** start Data for the task **

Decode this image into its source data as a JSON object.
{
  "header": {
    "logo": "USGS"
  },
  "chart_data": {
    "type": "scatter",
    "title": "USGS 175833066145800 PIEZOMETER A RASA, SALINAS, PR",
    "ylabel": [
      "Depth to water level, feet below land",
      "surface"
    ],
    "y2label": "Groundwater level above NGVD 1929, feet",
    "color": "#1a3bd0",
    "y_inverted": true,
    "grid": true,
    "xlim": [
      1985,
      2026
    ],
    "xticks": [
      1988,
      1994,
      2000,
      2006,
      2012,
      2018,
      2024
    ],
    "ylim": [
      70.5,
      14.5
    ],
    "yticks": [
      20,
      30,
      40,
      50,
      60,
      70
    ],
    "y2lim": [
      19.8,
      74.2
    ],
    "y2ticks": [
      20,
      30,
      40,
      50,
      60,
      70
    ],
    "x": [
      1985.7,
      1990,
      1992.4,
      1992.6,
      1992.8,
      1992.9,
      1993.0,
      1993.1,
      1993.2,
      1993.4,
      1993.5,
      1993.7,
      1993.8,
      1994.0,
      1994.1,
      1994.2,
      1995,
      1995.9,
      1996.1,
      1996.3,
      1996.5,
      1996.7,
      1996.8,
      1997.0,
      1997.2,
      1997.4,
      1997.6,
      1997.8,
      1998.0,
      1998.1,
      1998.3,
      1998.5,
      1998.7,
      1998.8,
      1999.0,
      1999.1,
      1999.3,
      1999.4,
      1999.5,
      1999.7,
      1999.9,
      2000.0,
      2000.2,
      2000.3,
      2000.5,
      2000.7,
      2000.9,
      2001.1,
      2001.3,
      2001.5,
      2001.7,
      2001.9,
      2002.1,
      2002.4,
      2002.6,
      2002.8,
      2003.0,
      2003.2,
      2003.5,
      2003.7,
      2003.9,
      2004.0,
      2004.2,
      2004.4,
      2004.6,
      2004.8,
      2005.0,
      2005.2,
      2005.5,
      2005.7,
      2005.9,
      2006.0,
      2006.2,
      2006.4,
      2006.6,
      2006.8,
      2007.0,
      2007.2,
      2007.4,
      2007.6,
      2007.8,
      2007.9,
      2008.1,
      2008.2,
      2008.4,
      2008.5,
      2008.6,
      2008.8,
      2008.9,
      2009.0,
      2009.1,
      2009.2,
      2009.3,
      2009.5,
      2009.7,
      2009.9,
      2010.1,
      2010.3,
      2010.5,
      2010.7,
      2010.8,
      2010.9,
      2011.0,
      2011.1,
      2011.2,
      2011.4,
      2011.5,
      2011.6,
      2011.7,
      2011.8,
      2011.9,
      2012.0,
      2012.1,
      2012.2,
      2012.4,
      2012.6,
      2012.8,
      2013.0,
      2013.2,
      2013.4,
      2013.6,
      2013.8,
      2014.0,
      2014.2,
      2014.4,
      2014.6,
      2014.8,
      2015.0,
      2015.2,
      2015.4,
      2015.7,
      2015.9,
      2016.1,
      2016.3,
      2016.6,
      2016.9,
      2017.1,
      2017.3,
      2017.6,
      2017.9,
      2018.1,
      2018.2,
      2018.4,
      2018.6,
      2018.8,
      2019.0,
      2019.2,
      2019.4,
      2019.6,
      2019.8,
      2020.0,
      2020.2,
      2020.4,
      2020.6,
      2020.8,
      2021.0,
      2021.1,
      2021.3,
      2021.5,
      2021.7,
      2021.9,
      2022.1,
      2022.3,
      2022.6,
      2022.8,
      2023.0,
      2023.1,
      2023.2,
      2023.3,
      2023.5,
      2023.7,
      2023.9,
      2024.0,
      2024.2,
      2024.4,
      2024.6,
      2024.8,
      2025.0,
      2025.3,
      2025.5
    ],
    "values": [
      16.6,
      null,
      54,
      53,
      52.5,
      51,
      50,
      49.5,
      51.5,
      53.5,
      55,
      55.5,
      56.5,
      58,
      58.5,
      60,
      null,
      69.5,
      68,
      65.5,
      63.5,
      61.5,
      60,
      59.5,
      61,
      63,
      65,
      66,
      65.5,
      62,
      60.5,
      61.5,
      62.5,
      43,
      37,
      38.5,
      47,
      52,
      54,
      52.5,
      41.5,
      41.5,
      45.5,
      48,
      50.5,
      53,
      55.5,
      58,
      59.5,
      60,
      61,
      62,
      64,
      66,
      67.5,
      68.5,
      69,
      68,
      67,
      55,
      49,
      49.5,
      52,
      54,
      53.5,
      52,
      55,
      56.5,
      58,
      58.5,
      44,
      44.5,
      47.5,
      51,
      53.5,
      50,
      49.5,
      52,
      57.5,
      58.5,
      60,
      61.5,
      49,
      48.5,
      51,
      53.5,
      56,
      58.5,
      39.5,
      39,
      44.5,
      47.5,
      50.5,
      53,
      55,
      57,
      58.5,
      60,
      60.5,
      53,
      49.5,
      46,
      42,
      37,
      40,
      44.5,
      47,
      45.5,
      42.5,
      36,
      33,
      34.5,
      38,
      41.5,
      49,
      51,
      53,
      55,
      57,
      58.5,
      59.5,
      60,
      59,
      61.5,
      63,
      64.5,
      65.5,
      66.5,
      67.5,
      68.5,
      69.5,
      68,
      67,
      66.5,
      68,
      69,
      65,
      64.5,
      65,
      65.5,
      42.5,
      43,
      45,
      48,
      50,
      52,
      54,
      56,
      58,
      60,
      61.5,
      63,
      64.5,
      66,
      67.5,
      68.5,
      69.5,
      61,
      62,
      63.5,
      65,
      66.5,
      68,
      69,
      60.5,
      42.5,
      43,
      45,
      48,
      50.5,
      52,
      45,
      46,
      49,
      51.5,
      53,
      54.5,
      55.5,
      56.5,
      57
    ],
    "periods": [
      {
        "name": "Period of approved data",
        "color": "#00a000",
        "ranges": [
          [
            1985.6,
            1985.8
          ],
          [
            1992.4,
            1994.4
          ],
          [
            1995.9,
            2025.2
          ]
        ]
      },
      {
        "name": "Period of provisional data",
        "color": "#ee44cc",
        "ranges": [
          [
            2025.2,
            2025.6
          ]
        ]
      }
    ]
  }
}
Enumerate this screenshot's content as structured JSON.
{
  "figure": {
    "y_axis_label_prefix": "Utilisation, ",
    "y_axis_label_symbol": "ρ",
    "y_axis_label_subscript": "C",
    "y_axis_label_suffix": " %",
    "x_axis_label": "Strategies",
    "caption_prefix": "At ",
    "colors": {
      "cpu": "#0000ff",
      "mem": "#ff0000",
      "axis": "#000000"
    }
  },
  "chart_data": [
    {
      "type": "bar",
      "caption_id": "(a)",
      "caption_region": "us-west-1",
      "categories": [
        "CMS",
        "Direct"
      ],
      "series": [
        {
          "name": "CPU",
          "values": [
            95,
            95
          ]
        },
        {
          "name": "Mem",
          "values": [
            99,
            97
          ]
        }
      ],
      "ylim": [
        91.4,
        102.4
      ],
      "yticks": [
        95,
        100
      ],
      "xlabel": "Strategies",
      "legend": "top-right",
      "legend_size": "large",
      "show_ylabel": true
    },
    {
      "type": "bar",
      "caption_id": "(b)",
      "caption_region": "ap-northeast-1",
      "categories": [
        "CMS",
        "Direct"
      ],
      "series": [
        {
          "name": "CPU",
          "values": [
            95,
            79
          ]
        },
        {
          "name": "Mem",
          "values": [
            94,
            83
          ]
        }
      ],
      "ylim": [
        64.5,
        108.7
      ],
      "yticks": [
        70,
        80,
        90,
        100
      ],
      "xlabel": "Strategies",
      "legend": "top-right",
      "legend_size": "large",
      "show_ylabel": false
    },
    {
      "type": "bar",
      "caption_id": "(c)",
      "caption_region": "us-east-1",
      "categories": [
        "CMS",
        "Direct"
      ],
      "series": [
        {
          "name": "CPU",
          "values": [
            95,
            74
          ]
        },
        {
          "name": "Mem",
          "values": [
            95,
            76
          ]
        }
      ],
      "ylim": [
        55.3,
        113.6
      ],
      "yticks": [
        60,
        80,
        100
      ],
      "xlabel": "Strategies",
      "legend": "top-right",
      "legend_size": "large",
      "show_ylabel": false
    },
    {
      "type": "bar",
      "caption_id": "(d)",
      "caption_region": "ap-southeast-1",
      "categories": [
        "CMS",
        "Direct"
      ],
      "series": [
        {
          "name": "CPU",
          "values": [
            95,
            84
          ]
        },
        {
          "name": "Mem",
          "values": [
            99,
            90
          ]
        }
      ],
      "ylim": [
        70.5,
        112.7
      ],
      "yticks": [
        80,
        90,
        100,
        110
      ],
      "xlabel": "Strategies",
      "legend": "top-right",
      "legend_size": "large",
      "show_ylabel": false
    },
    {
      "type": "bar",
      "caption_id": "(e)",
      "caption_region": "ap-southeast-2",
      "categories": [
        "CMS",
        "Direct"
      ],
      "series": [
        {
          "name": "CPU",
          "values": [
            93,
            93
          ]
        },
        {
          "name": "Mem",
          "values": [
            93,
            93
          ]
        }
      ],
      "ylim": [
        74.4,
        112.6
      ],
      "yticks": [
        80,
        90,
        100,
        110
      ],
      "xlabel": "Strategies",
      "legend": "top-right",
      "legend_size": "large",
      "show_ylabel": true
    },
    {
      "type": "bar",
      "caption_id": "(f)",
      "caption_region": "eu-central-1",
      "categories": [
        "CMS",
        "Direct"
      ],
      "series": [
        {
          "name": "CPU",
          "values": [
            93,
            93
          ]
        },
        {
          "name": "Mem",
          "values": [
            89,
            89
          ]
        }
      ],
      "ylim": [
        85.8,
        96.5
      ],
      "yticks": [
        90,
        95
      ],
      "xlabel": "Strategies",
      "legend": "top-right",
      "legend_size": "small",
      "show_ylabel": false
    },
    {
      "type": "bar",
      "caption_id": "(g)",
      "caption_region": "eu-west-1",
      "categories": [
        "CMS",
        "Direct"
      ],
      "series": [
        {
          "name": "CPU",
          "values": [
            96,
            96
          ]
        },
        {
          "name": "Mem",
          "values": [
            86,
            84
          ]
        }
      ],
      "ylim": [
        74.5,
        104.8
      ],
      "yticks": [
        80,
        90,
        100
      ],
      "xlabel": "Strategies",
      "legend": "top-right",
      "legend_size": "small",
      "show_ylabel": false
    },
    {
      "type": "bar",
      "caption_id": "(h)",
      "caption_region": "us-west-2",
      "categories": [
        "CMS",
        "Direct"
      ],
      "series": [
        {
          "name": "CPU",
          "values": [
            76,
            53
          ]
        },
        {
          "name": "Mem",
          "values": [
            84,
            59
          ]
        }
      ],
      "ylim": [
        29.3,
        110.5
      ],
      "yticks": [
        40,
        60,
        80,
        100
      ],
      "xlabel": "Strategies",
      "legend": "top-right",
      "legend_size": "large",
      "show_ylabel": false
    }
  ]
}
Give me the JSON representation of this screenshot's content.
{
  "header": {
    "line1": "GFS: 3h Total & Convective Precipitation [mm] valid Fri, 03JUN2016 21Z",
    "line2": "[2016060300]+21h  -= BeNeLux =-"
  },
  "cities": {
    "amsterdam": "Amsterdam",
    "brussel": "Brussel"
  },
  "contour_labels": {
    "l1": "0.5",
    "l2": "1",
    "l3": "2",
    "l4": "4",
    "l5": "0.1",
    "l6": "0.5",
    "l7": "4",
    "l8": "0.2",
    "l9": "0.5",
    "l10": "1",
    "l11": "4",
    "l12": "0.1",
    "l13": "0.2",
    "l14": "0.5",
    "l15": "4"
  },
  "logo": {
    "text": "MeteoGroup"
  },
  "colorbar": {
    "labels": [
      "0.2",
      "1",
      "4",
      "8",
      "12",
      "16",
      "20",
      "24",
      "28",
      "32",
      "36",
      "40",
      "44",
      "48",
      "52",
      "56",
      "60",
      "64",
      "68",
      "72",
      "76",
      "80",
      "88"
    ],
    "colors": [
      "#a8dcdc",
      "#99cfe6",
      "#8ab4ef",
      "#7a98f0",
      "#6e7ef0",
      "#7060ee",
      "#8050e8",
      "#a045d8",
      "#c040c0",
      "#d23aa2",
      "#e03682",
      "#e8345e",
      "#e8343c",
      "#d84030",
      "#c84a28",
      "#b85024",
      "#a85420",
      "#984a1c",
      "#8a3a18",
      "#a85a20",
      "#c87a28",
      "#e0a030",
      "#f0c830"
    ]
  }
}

** end Data for the task **

Identify the lines of the entries containing the string "this". Copy each such line.

*Solution*.
Decode this image into its source data as a JSON object.
Enumerate this screenshot's content as structured JSON.
Give me the JSON representation of this screenshot's content.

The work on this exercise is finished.